** Exercise brief **
Repeat the listing in full, preserving every character.

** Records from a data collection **
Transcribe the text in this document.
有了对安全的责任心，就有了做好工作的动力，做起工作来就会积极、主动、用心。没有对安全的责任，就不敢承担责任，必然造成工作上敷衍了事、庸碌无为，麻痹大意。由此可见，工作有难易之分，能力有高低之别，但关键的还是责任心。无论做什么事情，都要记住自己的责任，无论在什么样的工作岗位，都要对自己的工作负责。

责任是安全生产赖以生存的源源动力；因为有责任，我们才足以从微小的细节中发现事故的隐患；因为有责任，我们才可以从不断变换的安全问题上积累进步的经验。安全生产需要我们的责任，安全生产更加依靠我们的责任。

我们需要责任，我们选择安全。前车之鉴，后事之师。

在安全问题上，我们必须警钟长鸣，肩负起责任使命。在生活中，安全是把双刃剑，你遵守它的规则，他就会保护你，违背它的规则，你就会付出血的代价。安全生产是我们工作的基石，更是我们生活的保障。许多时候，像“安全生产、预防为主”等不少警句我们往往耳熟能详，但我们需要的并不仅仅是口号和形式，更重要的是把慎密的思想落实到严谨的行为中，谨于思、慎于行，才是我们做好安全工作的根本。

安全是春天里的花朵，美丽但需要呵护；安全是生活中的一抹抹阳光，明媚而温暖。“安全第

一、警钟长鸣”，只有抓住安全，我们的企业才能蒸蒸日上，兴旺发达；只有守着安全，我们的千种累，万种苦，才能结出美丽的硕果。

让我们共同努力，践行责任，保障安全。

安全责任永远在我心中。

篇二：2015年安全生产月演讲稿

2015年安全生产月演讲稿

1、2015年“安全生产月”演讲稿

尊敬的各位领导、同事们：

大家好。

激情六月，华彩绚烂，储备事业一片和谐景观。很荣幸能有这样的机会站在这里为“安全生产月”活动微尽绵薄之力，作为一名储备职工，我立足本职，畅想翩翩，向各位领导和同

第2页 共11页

** Exercise solution **
Transcribe the text in this document.
有了对安全的责任心，就有了做好工作的动力，做起工作来就会积极、主动、用心。没有对安全的责任，就不敢承担责任，必然造成工作上敷衍了事、庸碌无为，麻痹大意。由此可见，工作有难易之分，能力有高低之别，但关键的还是责任心。无论做什么事情，都要记住自己的责任，无论在什么样的工作岗位，都要对自己的工作负责。

责任是安全生产赖以生存的源源动力；因为有责任，我们才足以从微小的细节中发现事故的隐患；因为有责任，我们才可以从不断变换的安全问题上积累进步的经验。安全生产需要我们的责任，安全生产更加依靠我们的责任。

我们需要责任，我们选择安全。前车之鉴，后事之师。

在安全问题上，我们必须警钟长鸣，肩负起责任使命。在生活中，安全是把双刃剑，你遵守它的规则，他就会保护你，违背它的规则，你就会付出血的代价。安全生产是我们工作的基石，更是我们生活的保障。许多时候，像“安全生产、预防为主”等不少警句我们往往耳熟能详，但我们需要的并不仅仅是口号和形式，更重要的是把慎密的思想落实到严谨的行为中，谨于思、慎于行，才是我们做好安全工作的根本。

安全是春天里的花朵，美丽但需要呵护；安全是生活中的一抹抹阳光，明媚而温暖。“安全第

一、警钟长鸣”，只有抓住安全，我们的企业才能蒸蒸日上，兴旺发达；只有守着安全，我们的千种累，万种苦，才能结出美丽的硕果。

让我们共同努力，践行责任，保障安全。

安全责任永远在我心中。

篇二：2015年安全生产月演讲稿

2015年安全生产月演讲稿

1、2015年“安全生产月”演讲稿

尊敬的各位领导、同事们：

大家好。

激情六月，华彩绚烂，储备事业一片和谐景观。很荣幸能有这样的机会站在这里为“安全生产月”活动微尽绵薄之力，作为一名储备职工，我立足本职，畅想翩翩，向各位领导和同

第2页 共11页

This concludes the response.